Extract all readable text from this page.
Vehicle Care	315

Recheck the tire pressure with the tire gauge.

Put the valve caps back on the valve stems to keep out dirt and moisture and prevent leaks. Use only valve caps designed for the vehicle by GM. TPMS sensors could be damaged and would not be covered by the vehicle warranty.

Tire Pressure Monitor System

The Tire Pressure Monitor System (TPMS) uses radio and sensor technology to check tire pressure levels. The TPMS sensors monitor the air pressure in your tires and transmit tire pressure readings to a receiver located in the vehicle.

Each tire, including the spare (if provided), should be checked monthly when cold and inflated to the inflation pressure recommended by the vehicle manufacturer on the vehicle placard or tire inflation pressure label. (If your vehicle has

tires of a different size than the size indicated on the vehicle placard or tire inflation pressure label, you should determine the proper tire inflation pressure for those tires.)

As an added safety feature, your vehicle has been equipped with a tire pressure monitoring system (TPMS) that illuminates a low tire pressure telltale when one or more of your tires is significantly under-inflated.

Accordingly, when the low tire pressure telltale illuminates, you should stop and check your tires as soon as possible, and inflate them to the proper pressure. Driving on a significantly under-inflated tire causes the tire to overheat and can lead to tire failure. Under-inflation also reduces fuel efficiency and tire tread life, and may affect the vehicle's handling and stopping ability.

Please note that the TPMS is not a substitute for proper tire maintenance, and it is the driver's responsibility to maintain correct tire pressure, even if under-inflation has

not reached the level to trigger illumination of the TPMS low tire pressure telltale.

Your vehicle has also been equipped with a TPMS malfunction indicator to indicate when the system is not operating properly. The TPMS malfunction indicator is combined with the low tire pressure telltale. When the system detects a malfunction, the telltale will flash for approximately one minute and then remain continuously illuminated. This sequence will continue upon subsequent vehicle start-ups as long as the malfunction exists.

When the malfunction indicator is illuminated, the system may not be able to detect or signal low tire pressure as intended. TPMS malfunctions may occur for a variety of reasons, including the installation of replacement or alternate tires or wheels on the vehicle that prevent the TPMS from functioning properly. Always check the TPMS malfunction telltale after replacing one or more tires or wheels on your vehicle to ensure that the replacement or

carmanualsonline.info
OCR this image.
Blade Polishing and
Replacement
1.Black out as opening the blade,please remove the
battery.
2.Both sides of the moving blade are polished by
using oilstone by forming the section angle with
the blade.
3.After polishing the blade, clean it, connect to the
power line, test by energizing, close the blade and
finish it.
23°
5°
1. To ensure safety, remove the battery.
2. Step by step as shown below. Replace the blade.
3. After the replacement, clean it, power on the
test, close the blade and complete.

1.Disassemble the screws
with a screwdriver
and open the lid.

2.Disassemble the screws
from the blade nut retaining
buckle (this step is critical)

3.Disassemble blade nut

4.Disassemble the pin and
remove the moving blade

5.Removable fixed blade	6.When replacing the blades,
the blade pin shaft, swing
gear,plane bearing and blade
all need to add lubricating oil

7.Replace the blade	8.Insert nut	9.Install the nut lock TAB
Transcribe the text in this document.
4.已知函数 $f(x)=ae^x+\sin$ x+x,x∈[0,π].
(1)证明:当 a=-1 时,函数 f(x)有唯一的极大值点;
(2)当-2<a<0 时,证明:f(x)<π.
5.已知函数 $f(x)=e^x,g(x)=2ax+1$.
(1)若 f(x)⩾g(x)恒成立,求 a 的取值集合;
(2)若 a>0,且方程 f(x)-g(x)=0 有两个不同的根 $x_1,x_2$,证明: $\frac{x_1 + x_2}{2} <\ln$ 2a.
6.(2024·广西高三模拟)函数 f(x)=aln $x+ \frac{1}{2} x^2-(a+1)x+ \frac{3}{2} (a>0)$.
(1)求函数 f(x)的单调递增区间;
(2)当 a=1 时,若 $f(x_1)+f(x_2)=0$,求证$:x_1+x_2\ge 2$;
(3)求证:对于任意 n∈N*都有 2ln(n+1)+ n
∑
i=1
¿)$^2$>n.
----
EXERCISE INSTRUCTIONS
Restate the whole listing exactly, leaving out nothing.

SOLUTION FOR THIS PROBLEM
Extract all readable text from this page.
Vehicle Care	315

Recheck the tire pressure with the tire gauge.

Put the valve caps back on the valve stems to keep out dirt and moisture and prevent leaks. Use only valve caps designed for the vehicle by GM. TPMS sensors could be damaged and would not be covered by the vehicle warranty.

Tire Pressure Monitor System

The Tire Pressure Monitor System (TPMS) uses radio and sensor technology to check tire pressure levels. The TPMS sensors monitor the air pressure in your tires and transmit tire pressure readings to a receiver located in the vehicle.

Each tire, including the spare (if provided), should be checked monthly when cold and inflated to the inflation pressure recommended by the vehicle manufacturer on the vehicle placard or tire inflation pressure label. (If your vehicle has

tires of a different size than the size indicated on the vehicle placard or tire inflation pressure label, you should determine the proper tire inflation pressure for those tires.)

As an added safety feature, your vehicle has been equipped with a tire pressure monitoring system (TPMS) that illuminates a low tire pressure telltale when one or more of your tires is significantly under-inflated.

Accordingly, when the low tire pressure telltale illuminates, you should stop and check your tires as soon as possible, and inflate them to the proper pressure. Driving on a significantly under-inflated tire causes the tire to overheat and can lead to tire failure. Under-inflation also reduces fuel efficiency and tire tread life, and may affect the vehicle's handling and stopping ability.

Please note that the TPMS is not a substitute for proper tire maintenance, and it is the driver's responsibility to maintain correct tire pressure, even if under-inflation has

not reached the level to trigger illumination of the TPMS low tire pressure telltale.

Your vehicle has also been equipped with a TPMS malfunction indicator to indicate when the system is not operating properly. The TPMS malfunction indicator is combined with the low tire pressure telltale. When the system detects a malfunction, the telltale will flash for approximately one minute and then remain continuously illuminated. This sequence will continue upon subsequent vehicle start-ups as long as the malfunction exists.

When the malfunction indicator is illuminated, the system may not be able to detect or signal low tire pressure as intended. TPMS malfunctions may occur for a variety of reasons, including the installation of replacement or alternate tires or wheels on the vehicle that prevent the TPMS from functioning properly. Always check the TPMS malfunction telltale after replacing one or more tires or wheels on your vehicle to ensure that the replacement or

carmanualsonline.info
OCR this image.
Blade Polishing and
Replacement
1.Black out as opening the blade,please remove the
battery.
2.Both sides of the moving blade are polished by
using oilstone by forming the section angle with
the blade.
3.After polishing the blade, clean it, connect to the
power line, test by energizing, close the blade and
finish it.
23°
5°
1. To ensure safety, remove the battery.
2. Step by step as shown below. Replace the blade.
3. After the replacement, clean it, power on the
test, close the blade and complete.

1.Disassemble the screws
with a screwdriver
and open the lid.

2.Disassemble the screws
from the blade nut retaining
buckle (this step is critical)

3.Disassemble blade nut

4.Disassemble the pin and
remove the moving blade

5.Removable fixed blade	6.When replacing the blades,
the blade pin shaft, swing
gear,plane bearing and blade
all need to add lubricating oil

7.Replace the blade	8.Insert nut	9.Install the nut lock TAB
Transcribe the text in this document.
4.已知函数 $f(x)=ae^x+\sin$ x+x,x∈[0,π].
(1)证明:当 a=-1 时,函数 f(x)有唯一的极大值点;
(2)当-2<a<0 时,证明:f(x)<π.
5.已知函数 $f(x)=e^x,g(x)=2ax+1$.
(1)若 f(x)⩾g(x)恒成立,求 a 的取值集合;
(2)若 a>0,且方程 f(x)-g(x)=0 有两个不同的根 $x_1,x_2$,证明: $\frac{x_1 + x_2}{2} <\ln$ 2a.
6.(2024·广西高三模拟)函数 f(x)=aln $x+ \frac{1}{2} x^2-(a+1)x+ \frac{3}{2} (a>0)$.
(1)求函数 f(x)的单调递增区间;
(2)当 a=1 时,若 $f(x_1)+f(x_2)=0$,求证$:x_1+x_2\ge 2$;
(3)求证:对于任意 n∈N*都有 2ln(n+1)+ n
∑
i=1
¿)$^2$>n.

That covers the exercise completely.